---- DATA

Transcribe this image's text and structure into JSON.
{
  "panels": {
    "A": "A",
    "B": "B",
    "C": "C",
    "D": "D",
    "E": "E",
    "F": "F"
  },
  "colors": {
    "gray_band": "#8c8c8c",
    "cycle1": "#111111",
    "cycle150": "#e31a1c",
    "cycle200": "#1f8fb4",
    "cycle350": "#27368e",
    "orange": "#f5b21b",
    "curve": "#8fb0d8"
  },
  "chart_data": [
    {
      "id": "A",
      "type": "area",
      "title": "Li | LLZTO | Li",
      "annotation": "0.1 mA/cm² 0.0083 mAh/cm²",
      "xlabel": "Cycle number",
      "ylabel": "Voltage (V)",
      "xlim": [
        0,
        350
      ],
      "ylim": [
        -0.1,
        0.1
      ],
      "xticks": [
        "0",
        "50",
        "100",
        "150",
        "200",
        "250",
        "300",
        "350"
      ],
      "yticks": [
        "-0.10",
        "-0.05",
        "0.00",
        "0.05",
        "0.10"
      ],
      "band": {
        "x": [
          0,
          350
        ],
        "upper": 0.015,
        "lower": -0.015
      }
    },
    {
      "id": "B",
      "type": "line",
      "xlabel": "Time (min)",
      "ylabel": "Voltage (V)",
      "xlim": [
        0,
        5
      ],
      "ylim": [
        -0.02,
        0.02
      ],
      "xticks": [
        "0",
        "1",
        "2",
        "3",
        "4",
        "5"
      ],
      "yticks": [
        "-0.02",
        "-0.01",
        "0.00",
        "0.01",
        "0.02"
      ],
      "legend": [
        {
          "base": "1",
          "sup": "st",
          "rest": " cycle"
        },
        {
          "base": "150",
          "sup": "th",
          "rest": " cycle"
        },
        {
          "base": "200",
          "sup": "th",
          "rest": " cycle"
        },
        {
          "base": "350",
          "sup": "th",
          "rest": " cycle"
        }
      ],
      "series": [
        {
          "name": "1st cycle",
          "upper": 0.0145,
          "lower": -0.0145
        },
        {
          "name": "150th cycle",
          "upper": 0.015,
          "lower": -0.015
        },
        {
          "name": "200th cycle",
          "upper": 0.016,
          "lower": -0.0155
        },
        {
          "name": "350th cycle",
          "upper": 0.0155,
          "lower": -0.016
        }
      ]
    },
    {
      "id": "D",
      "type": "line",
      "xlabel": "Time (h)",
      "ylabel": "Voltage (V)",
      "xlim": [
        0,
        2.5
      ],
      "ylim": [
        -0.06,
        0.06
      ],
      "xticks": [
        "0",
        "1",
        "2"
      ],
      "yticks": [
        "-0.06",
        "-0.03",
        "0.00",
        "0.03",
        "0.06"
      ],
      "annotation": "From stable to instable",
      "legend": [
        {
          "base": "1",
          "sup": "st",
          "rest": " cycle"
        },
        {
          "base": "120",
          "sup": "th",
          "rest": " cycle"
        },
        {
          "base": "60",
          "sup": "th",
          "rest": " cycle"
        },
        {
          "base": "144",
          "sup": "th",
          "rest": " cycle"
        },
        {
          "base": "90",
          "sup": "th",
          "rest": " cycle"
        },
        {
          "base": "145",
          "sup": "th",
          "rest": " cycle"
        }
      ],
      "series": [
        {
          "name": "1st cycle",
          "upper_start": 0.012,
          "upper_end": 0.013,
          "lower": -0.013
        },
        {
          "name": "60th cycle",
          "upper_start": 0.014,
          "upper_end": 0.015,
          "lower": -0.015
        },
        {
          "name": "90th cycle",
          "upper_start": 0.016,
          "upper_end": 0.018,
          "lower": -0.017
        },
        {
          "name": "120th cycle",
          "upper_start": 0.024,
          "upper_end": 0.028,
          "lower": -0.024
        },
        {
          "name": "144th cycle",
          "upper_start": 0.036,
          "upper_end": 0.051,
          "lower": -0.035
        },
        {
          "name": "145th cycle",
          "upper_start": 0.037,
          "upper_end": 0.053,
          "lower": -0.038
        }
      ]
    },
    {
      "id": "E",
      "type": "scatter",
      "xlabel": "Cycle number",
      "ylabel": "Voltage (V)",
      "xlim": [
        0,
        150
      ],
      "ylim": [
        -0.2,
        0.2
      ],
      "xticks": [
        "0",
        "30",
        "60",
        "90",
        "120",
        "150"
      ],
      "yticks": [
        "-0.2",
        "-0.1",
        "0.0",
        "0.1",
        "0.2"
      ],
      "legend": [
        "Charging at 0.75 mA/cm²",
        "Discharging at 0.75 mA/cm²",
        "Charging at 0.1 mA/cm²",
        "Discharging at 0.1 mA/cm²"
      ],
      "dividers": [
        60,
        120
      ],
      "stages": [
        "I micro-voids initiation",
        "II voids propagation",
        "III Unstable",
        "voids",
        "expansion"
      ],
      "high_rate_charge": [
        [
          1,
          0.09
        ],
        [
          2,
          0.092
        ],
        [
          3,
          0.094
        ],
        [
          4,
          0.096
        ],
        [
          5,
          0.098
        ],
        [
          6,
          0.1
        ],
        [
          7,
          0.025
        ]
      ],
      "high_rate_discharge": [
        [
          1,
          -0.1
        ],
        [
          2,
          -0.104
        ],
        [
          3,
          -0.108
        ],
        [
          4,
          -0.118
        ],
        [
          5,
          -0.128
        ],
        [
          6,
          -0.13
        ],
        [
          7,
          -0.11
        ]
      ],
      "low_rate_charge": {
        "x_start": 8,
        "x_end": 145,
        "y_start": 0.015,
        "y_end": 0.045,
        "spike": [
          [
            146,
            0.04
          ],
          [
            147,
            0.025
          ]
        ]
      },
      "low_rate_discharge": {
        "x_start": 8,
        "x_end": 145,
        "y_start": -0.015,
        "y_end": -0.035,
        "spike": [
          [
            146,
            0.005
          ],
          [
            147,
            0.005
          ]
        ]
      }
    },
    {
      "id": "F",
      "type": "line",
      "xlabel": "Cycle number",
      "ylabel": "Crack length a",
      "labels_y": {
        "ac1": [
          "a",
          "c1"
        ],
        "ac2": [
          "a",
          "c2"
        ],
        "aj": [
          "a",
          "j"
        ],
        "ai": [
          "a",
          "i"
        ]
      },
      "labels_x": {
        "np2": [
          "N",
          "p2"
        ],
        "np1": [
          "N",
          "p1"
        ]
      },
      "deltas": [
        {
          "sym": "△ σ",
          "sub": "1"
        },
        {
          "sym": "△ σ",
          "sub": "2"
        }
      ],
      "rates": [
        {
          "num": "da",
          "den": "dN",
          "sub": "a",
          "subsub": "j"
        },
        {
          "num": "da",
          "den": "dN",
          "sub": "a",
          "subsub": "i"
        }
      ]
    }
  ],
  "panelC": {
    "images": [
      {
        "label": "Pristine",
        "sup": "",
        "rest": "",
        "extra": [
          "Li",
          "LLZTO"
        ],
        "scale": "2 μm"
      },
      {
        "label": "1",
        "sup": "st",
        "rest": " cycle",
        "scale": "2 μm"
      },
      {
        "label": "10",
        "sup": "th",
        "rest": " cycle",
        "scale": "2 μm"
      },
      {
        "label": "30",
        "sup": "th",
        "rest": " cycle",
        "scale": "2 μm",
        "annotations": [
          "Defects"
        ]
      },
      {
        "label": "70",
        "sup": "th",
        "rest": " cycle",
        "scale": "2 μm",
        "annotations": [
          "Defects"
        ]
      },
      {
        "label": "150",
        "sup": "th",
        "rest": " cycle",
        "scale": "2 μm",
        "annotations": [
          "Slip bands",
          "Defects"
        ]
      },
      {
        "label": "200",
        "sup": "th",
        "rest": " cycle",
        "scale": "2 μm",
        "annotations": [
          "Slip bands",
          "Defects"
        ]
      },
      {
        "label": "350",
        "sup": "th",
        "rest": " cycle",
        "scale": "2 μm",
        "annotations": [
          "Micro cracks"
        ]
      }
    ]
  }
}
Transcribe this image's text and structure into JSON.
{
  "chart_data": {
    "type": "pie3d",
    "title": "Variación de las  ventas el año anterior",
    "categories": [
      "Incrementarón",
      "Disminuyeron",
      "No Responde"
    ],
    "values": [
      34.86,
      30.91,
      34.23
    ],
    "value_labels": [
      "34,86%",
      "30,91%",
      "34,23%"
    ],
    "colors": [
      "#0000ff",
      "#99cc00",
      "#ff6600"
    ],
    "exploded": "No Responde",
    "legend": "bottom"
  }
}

--------

EXERCISE DETAILS — Extract lines where the string "base" occurs.

EXERCISE ANSWER —
          "base": "1",
          "base": "150",
          "base": "200",
          "base": "350",
          "base": "1",
          "base": "120",
          "base": "60",
          "base": "144",
          "base": "90",
          "base": "145",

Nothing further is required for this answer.